=== Excerpted records ===

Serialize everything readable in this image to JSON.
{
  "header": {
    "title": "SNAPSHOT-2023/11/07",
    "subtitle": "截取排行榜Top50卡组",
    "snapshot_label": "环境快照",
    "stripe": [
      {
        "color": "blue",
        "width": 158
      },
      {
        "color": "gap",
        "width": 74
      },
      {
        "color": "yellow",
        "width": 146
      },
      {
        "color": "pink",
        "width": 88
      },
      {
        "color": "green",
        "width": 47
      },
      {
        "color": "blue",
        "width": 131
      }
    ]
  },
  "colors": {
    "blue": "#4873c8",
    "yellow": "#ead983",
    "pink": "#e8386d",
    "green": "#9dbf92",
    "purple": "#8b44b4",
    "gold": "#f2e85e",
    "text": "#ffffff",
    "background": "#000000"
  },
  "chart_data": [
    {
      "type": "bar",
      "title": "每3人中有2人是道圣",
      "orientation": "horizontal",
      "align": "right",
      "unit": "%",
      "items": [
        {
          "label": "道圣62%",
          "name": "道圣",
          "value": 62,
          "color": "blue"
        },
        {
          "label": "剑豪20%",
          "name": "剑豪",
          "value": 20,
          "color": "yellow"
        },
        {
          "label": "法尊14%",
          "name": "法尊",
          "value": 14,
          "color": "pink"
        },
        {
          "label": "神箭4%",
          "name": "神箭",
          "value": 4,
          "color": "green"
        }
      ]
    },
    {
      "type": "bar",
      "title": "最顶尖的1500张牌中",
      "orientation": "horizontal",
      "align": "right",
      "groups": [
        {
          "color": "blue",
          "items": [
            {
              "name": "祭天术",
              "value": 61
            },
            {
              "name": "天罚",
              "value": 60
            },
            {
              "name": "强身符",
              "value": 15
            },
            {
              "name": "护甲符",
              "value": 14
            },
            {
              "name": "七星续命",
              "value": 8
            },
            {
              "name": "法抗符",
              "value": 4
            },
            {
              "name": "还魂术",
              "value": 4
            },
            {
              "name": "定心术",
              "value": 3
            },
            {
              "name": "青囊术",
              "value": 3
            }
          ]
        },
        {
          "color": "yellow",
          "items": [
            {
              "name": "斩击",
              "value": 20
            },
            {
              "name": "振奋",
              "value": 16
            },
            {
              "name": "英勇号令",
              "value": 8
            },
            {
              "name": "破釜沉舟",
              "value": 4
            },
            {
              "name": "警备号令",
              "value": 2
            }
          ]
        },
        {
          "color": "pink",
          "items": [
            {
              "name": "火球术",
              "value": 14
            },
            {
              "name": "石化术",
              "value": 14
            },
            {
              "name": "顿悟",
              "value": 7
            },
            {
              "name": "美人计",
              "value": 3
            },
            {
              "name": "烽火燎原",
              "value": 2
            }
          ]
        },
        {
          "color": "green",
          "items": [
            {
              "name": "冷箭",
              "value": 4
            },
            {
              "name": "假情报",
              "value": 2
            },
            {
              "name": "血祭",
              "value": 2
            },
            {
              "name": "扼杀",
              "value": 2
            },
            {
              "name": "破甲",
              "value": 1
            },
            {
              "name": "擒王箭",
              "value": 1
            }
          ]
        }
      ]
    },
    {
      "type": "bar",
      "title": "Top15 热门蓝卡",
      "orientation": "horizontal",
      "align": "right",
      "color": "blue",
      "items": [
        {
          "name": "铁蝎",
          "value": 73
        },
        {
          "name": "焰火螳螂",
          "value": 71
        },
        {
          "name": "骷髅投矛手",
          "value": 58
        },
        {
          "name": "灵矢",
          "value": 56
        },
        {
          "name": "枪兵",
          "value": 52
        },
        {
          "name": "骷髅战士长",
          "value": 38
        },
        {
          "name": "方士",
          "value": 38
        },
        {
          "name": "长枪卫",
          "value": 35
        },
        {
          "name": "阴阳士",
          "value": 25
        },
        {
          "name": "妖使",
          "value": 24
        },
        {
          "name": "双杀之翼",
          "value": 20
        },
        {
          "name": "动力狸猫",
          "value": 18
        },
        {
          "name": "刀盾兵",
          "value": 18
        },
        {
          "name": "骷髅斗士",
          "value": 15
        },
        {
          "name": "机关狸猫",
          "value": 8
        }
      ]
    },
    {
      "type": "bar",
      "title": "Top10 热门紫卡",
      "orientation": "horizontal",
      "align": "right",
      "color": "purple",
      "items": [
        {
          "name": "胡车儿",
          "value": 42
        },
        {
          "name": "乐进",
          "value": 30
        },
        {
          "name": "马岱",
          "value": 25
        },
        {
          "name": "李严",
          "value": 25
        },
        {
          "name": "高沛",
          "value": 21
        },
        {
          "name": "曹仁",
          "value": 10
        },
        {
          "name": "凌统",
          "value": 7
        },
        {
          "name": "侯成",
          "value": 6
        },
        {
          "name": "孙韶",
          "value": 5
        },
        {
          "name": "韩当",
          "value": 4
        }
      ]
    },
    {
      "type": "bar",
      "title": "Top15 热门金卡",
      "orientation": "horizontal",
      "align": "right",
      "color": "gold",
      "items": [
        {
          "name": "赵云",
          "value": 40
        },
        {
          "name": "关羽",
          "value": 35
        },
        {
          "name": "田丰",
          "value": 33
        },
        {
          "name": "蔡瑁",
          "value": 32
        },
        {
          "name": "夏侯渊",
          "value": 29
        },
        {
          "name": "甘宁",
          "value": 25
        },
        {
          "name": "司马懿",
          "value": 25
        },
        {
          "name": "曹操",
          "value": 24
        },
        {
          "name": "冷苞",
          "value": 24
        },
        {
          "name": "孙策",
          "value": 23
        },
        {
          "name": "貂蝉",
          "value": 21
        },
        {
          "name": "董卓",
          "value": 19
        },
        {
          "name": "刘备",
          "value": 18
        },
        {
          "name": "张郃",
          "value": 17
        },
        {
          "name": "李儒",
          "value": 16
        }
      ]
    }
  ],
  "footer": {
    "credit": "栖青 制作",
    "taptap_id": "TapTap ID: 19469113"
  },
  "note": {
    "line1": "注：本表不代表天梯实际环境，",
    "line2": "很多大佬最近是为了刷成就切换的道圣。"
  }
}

===

Prompt
Write out the entries above once more, without altering anything.

Final result
Serialize everything readable in this image to JSON.
{
  "header": {
    "title": "SNAPSHOT-2023/11/07",
    "subtitle": "截取排行榜Top50卡组",
    "snapshot_label": "环境快照",
    "stripe": [
      {
        "color": "blue",
        "width": 158
      },
      {
        "color": "gap",
        "width": 74
      },
      {
        "color": "yellow",
        "width": 146
      },
      {
        "color": "pink",
        "width": 88
      },
      {
        "color": "green",
        "width": 47
      },
      {
        "color": "blue",
        "width": 131
      }
    ]
  },
  "colors": {
    "blue": "#4873c8",
    "yellow": "#ead983",
    "pink": "#e8386d",
    "green": "#9dbf92",
    "purple": "#8b44b4",
    "gold": "#f2e85e",
    "text": "#ffffff",
    "background": "#000000"
  },
  "chart_data": [
    {
      "type": "bar",
      "title": "每3人中有2人是道圣",
      "orientation": "horizontal",
      "align": "right",
      "unit": "%",
      "items": [
        {
          "label": "道圣62%",
          "name": "道圣",
          "value": 62,
          "color": "blue"
        },
        {
          "label": "剑豪20%",
          "name": "剑豪",
          "value": 20,
          "color": "yellow"
        },
        {
          "label": "法尊14%",
          "name": "法尊",
          "value": 14,
          "color": "pink"
        },
        {
          "label": "神箭4%",
          "name": "神箭",
          "value": 4,
          "color": "green"
        }
      ]
    },
    {
      "type": "bar",
      "title": "最顶尖的1500张牌中",
      "orientation": "horizontal",
      "align": "right",
      "groups": [
        {
          "color": "blue",
          "items": [
            {
              "name": "祭天术",
              "value": 61
            },
            {
              "name": "天罚",
              "value": 60
            },
            {
              "name": "强身符",
              "value": 15
            },
            {
              "name": "护甲符",
              "value": 14
            },
            {
              "name": "七星续命",
              "value": 8
            },
            {
              "name": "法抗符",
              "value": 4
            },
            {
              "name": "还魂术",
              "value": 4
            },
            {
              "name": "定心术",
              "value": 3
            },
            {
              "name": "青囊术",
              "value": 3
            }
          ]
        },
        {
          "color": "yellow",
          "items": [
            {
              "name": "斩击",
              "value": 20
            },
            {
              "name": "振奋",
              "value": 16
            },
            {
              "name": "英勇号令",
              "value": 8
            },
            {
              "name": "破釜沉舟",
              "value": 4
            },
            {
              "name": "警备号令",
              "value": 2
            }
          ]
        },
        {
          "color": "pink",
          "items": [
            {
              "name": "火球术",
              "value": 14
            },
            {
              "name": "石化术",
              "value": 14
            },
            {
              "name": "顿悟",
              "value": 7
            },
            {
              "name": "美人计",
              "value": 3
            },
            {
              "name": "烽火燎原",
              "value": 2
            }
          ]
        },
        {
          "color": "green",
          "items": [
            {
              "name": "冷箭",
              "value": 4
            },
            {
              "name": "假情报",
              "value": 2
            },
            {
              "name": "血祭",
              "value": 2
            },
            {
              "name": "扼杀",
              "value": 2
            },
            {
              "name": "破甲",
              "value": 1
            },
            {
              "name": "擒王箭",
              "value": 1
            }
          ]
        }
      ]
    },
    {
      "type": "bar",
      "title": "Top15 热门蓝卡",
      "orientation": "horizontal",
      "align": "right",
      "color": "blue",
      "items": [
        {
          "name": "铁蝎",
          "value": 73
        },
        {
          "name": "焰火螳螂",
          "value": 71
        },
        {
          "name": "骷髅投矛手",
          "value": 58
        },
        {
          "name": "灵矢",
          "value": 56
        },
        {
          "name": "枪兵",
          "value": 52
        },
        {
          "name": "骷髅战士长",
          "value": 38
        },
        {
          "name": "方士",
          "value": 38
        },
        {
          "name": "长枪卫",
          "value": 35
        },
        {
          "name": "阴阳士",
          "value": 25
        },
        {
          "name": "妖使",
          "value": 24
        },
        {
          "name": "双杀之翼",
          "value": 20
        },
        {
          "name": "动力狸猫",
          "value": 18
        },
        {
          "name": "刀盾兵",
          "value": 18
        },
        {
          "name": "骷髅斗士",
          "value": 15
        },
        {
          "name": "机关狸猫",
          "value": 8
        }
      ]
    },
    {
      "type": "bar",
      "title": "Top10 热门紫卡",
      "orientation": "horizontal",
      "align": "right",
      "color": "purple",
      "items": [
        {
          "name": "胡车儿",
          "value": 42
        },
        {
          "name": "乐进",
          "value": 30
        },
        {
          "name": "马岱",
          "value": 25
        },
        {
          "name": "李严",
          "value": 25
        },
        {
          "name": "高沛",
          "value": 21
        },
        {
          "name": "曹仁",
          "value": 10
        },
        {
          "name": "凌统",
          "value": 7
        },
        {
          "name": "侯成",
          "value": 6
        },
        {
          "name": "孙韶",
          "value": 5
        },
        {
          "name": "韩当",
          "value": 4
        }
      ]
    },
    {
      "type": "bar",
      "title": "Top15 热门金卡",
      "orientation": "horizontal",
      "align": "right",
      "color": "gold",
      "items": [
        {
          "name": "赵云",
          "value": 40
        },
        {
          "name": "关羽",
          "value": 35
        },
        {
          "name": "田丰",
          "value": 33
        },
        {
          "name": "蔡瑁",
          "value": 32
        },
        {
          "name": "夏侯渊",
          "value": 29
        },
        {
          "name": "甘宁",
          "value": 25
        },
        {
          "name": "司马懿",
          "value": 25
        },
        {
          "name": "曹操",
          "value": 24
        },
        {
          "name": "冷苞",
          "value": 24
        },
        {
          "name": "孙策",
          "value": 23
        },
        {
          "name": "貂蝉",
          "value": 21
        },
        {
          "name": "董卓",
          "value": 19
        },
        {
          "name": "刘备",
          "value": 18
        },
        {
          "name": "张郃",
          "value": 17
        },
        {
          "name": "李儒",
          "value": 16
        }
      ]
    }
  ],
  "footer": {
    "credit": "栖青 制作",
    "taptap_id": "TapTap ID: 19469113"
  },
  "note": {
    "line1": "注：本表不代表天梯实际环境，",
    "line2": "很多大佬最近是为了刷成就切换的道圣。"
  }
}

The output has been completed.